--- Supplied data ---

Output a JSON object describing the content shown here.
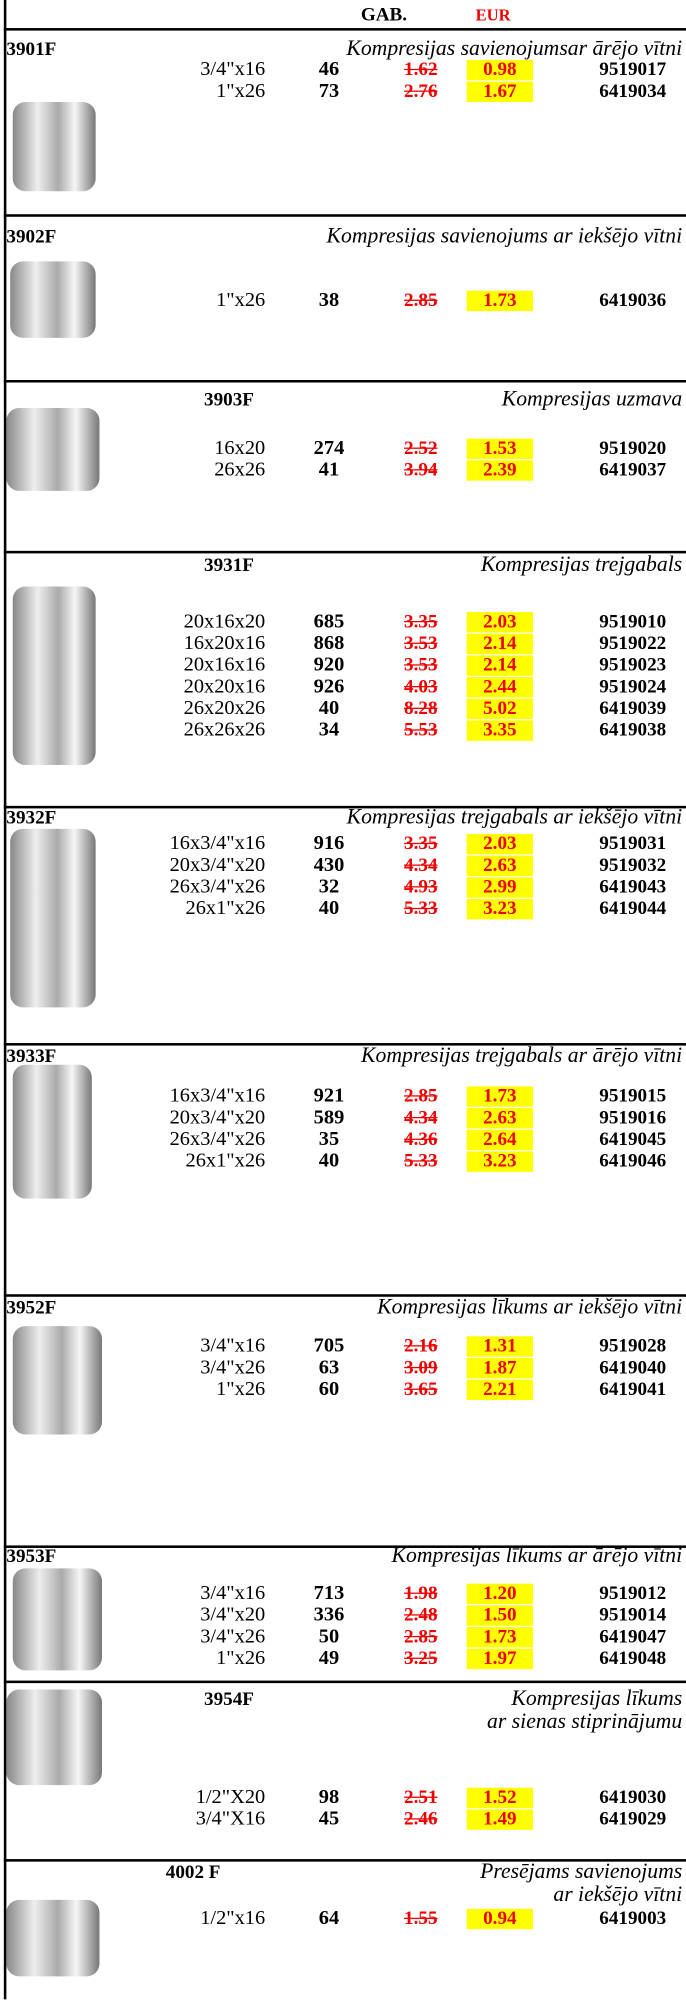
{
  "header": {
    "qty_label": "GAB.",
    "currency": "EUR"
  },
  "sections": [
    {
      "code": "3901F",
      "title": [
        "Kompresijas savienojumsar ārējo vītni"
      ],
      "rows": [
        [
          "3/4\"x16",
          "46",
          "1.62",
          "0.98",
          "9519017"
        ],
        [
          "1\"x26",
          "73",
          "2.76",
          "1.67",
          "6419034"
        ]
      ]
    },
    {
      "code": "3902F",
      "title": [
        "Kompresijas savienojums ar iekšējo vītni"
      ],
      "rows": [
        [
          "1\"x26",
          "38",
          "2.85",
          "1.73",
          "6419036"
        ]
      ]
    },
    {
      "code": "3903F",
      "title": [
        "Kompresijas uzmava"
      ],
      "rows": [
        [
          "16x20",
          "274",
          "2.52",
          "1.53",
          "9519020"
        ],
        [
          "26x26",
          "41",
          "3.94",
          "2.39",
          "6419037"
        ]
      ]
    },
    {
      "code": "3931F",
      "title": [
        "Kompresijas trejgabals"
      ],
      "rows": [
        [
          "20x16x20",
          "685",
          "3.35",
          "2.03",
          "9519010"
        ],
        [
          "16x20x16",
          "868",
          "3.53",
          "2.14",
          "9519022"
        ],
        [
          "20x16x16",
          "920",
          "3.53",
          "2.14",
          "9519023"
        ],
        [
          "20x20x16",
          "926",
          "4.03",
          "2.44",
          "9519024"
        ],
        [
          "26x20x26",
          "40",
          "8.28",
          "5.02",
          "6419039"
        ],
        [
          "26x26x26",
          "34",
          "5.53",
          "3.35",
          "6419038"
        ]
      ]
    },
    {
      "code": "3932F",
      "title": [
        "Kompresijas trejgabals ar iekšējo vītni"
      ],
      "rows": [
        [
          "16x3/4\"x16",
          "916",
          "3.35",
          "2.03",
          "9519031"
        ],
        [
          "20x3/4\"x20",
          "430",
          "4.34",
          "2.63",
          "9519032"
        ],
        [
          "26x3/4\"x26",
          "32",
          "4.93",
          "2.99",
          "6419043"
        ],
        [
          "26x1\"x26",
          "40",
          "5.33",
          "3.23",
          "6419044"
        ]
      ]
    },
    {
      "code": "3933F",
      "title": [
        "Kompresijas trejgabals ar ārējo vītni"
      ],
      "rows": [
        [
          "16x3/4\"x16",
          "921",
          "2.85",
          "1.73",
          "9519015"
        ],
        [
          "20x3/4\"x20",
          "589",
          "4.34",
          "2.63",
          "9519016"
        ],
        [
          "26x3/4\"x26",
          "35",
          "4.36",
          "2.64",
          "6419045"
        ],
        [
          "26x1\"x26",
          "40",
          "5.33",
          "3.23",
          "6419046"
        ]
      ]
    },
    {
      "code": "3952F",
      "title": [
        "Kompresijas līkums ar iekšējo vītni"
      ],
      "rows": [
        [
          "3/4\"x16",
          "705",
          "2.16",
          "1.31",
          "9519028"
        ],
        [
          "3/4\"x26",
          "63",
          "3.09",
          "1.87",
          "6419040"
        ],
        [
          "1\"x26",
          "60",
          "3.65",
          "2.21",
          "6419041"
        ]
      ]
    },
    {
      "code": "3953F",
      "title": [
        "Kompresijas līkums ar ārējo vītni"
      ],
      "rows": [
        [
          "3/4\"x16",
          "713",
          "1.98",
          "1.20",
          "9519012"
        ],
        [
          "3/4\"x20",
          "336",
          "2.48",
          "1.50",
          "9519014"
        ],
        [
          "3/4\"x26",
          "50",
          "2.85",
          "1.73",
          "6419047"
        ],
        [
          "1\"x26",
          "49",
          "3.25",
          "1.97",
          "6419048"
        ]
      ]
    },
    {
      "code": "3954F",
      "title": [
        "Kompresijas līkums",
        "ar sienas stiprinājumu"
      ],
      "rows": [
        [
          "1/2\"X20",
          "98",
          "2.51",
          "1.52",
          "6419030"
        ],
        [
          "3/4\"X16",
          "45",
          "2.46",
          "1.49",
          "6419029"
        ]
      ]
    },
    {
      "code": "4002 F",
      "title": [
        "Presējams savienojums",
        "ar iekšējo vītni"
      ],
      "rows": [
        [
          "1/2\"x16",
          "64",
          "1.55",
          "0.94",
          "6419003"
        ]
      ]
    }
  ]
}
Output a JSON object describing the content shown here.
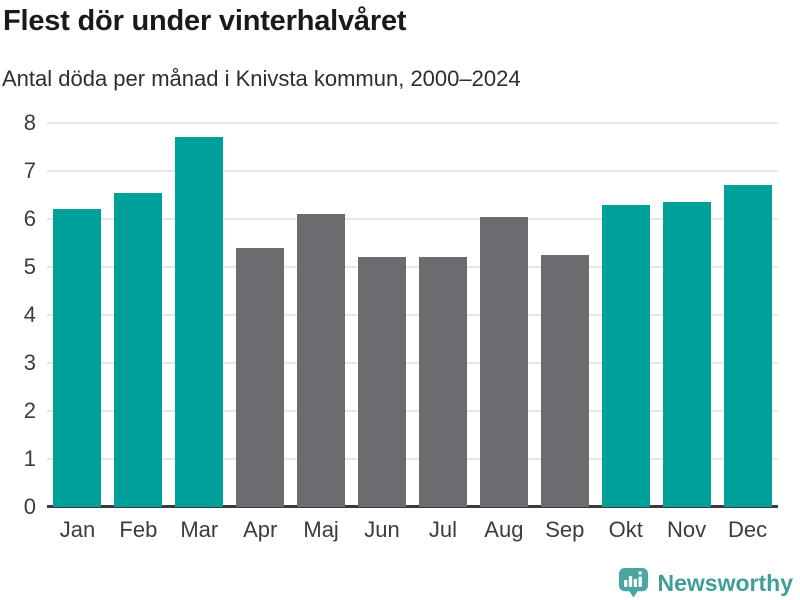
{
  "header": {
    "title": "Flest dör under vinterhalvåret",
    "subtitle": "Antal döda per månad i Knivsta kommun, 2000–2024"
  },
  "footer": {
    "brand": "Newsworthy",
    "logo_icon": "newsworthy-bar-chart-bubble-icon",
    "brand_color": "#3e9e99",
    "icon_color": "#4ba6a1"
  },
  "chart_data": {
    "type": "bar",
    "title": "Flest dör under vinterhalvåret",
    "subtitle": "Antal döda per månad i Knivsta kommun, 2000–2024",
    "categories": [
      "Jan",
      "Feb",
      "Mar",
      "Apr",
      "Maj",
      "Jun",
      "Jul",
      "Aug",
      "Sep",
      "Okt",
      "Nov",
      "Dec"
    ],
    "values": [
      6.2,
      6.55,
      7.7,
      5.4,
      6.1,
      5.2,
      5.2,
      6.05,
      5.25,
      6.3,
      6.35,
      6.7
    ],
    "ylim": [
      0,
      8
    ],
    "yticks": [
      0,
      1,
      2,
      3,
      4,
      5,
      6,
      7,
      8
    ],
    "grid": true,
    "legend": false,
    "bar_palette": {
      "highlight": "#00a09a",
      "muted": "#6e6b70"
    },
    "bar_color_keys": [
      "highlight",
      "highlight",
      "highlight",
      "muted",
      "muted",
      "muted",
      "muted",
      "muted",
      "muted",
      "highlight",
      "highlight",
      "highlight"
    ]
  }
}
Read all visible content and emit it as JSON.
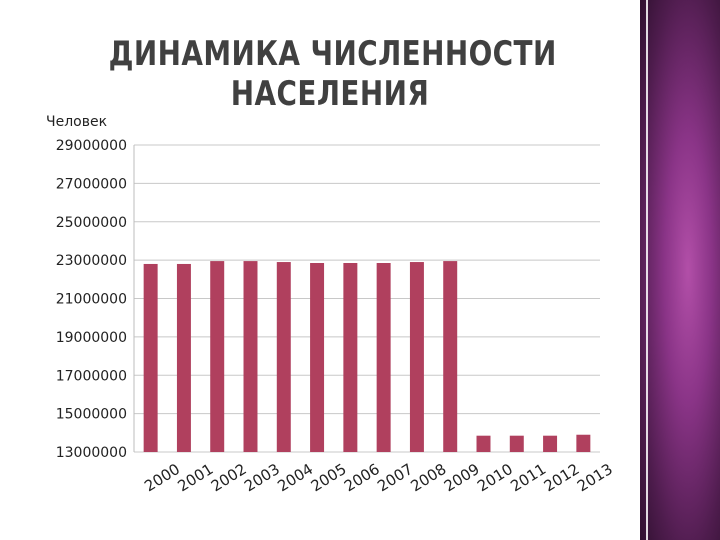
{
  "slide": {
    "title_line1": "ДИНАМИКА ЧИСЛЕННОСТИ",
    "title_line2": "НАСЕЛЕНИЯ"
  },
  "chart_data": {
    "type": "bar",
    "title": "ДИНАМИКА ЧИСЛЕННОСТИ НАСЕЛЕНИЯ",
    "ylabel": "Человек",
    "xlabel": "",
    "ylim": [
      13000000,
      29000000
    ],
    "yticks": [
      29000000,
      27000000,
      25000000,
      23000000,
      21000000,
      19000000,
      17000000,
      15000000,
      13000000
    ],
    "grid": true,
    "categories": [
      "2000",
      "2001",
      "2002",
      "2003",
      "2004",
      "2005",
      "2006",
      "2007",
      "2008",
      "2009",
      "2010",
      "2011",
      "2012",
      "2013"
    ],
    "values": [
      22800000,
      22800000,
      22950000,
      22950000,
      22900000,
      22850000,
      22850000,
      22850000,
      22900000,
      22950000,
      13850000,
      13850000,
      13850000,
      13900000
    ],
    "bar_color": "#b0405e"
  }
}
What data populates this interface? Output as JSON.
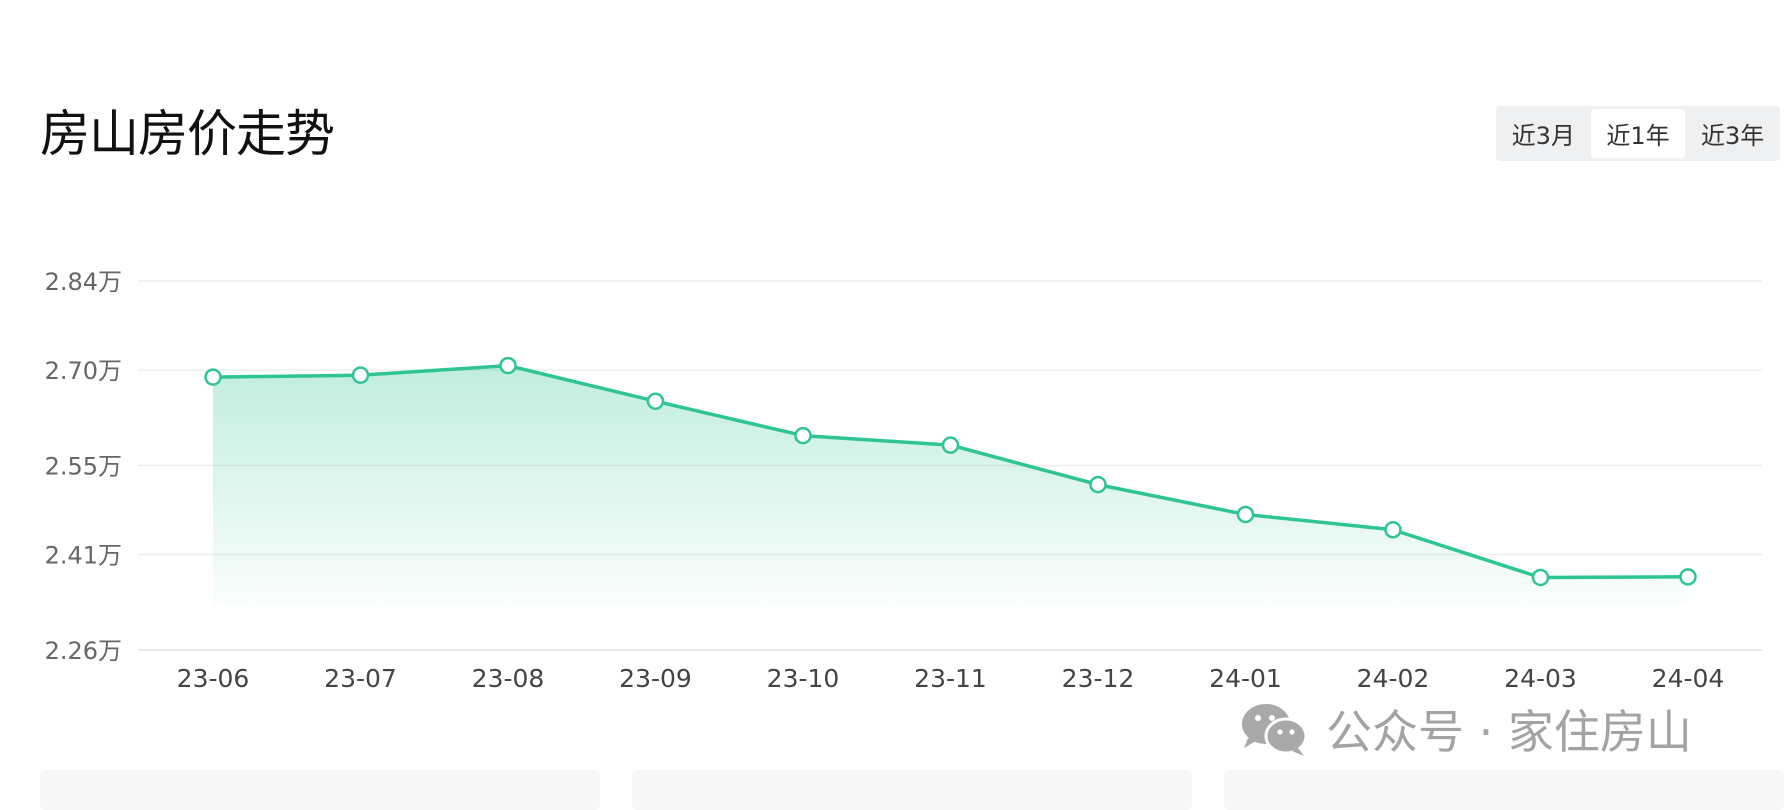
{
  "header": {
    "title": "房山房价走势",
    "range_tabs": [
      {
        "label": "近3月",
        "active": false
      },
      {
        "label": "近1年",
        "active": true
      },
      {
        "label": "近3年",
        "active": false
      }
    ]
  },
  "chart_data": {
    "type": "area",
    "title": "房山房价走势",
    "xlabel": "",
    "ylabel": "",
    "categories": [
      "23-06",
      "23-07",
      "23-08",
      "23-09",
      "23-10",
      "23-11",
      "23-12",
      "24-01",
      "24-02",
      "24-03",
      "24-04"
    ],
    "values": [
      2.689,
      2.692,
      2.707,
      2.651,
      2.597,
      2.582,
      2.52,
      2.473,
      2.449,
      2.374,
      2.375
    ],
    "y_ticks": [
      "2.84万",
      "2.70万",
      "2.55万",
      "2.41万",
      "2.26万"
    ],
    "y_tick_values": [
      2.84,
      2.7,
      2.55,
      2.41,
      2.26
    ],
    "ylim": [
      2.26,
      2.84
    ],
    "y_unit": "万",
    "grid": true,
    "legend": "none",
    "line_color": "#2ec493",
    "fill_color": "#2ec493"
  },
  "watermark": {
    "text": "公众号 · 家住房山",
    "icon": "wechat-icon"
  }
}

---

Written problem. Take each line of the material that contains the word "ДИНАМИКА" and list it.

Expected answer.
    "title_line1": "ДИНАМИКА ЧИСЛЕННОСТИ",
    "title": "ДИНАМИКА ЧИСЛЕННОСТИ НАСЕЛЕНИЯ",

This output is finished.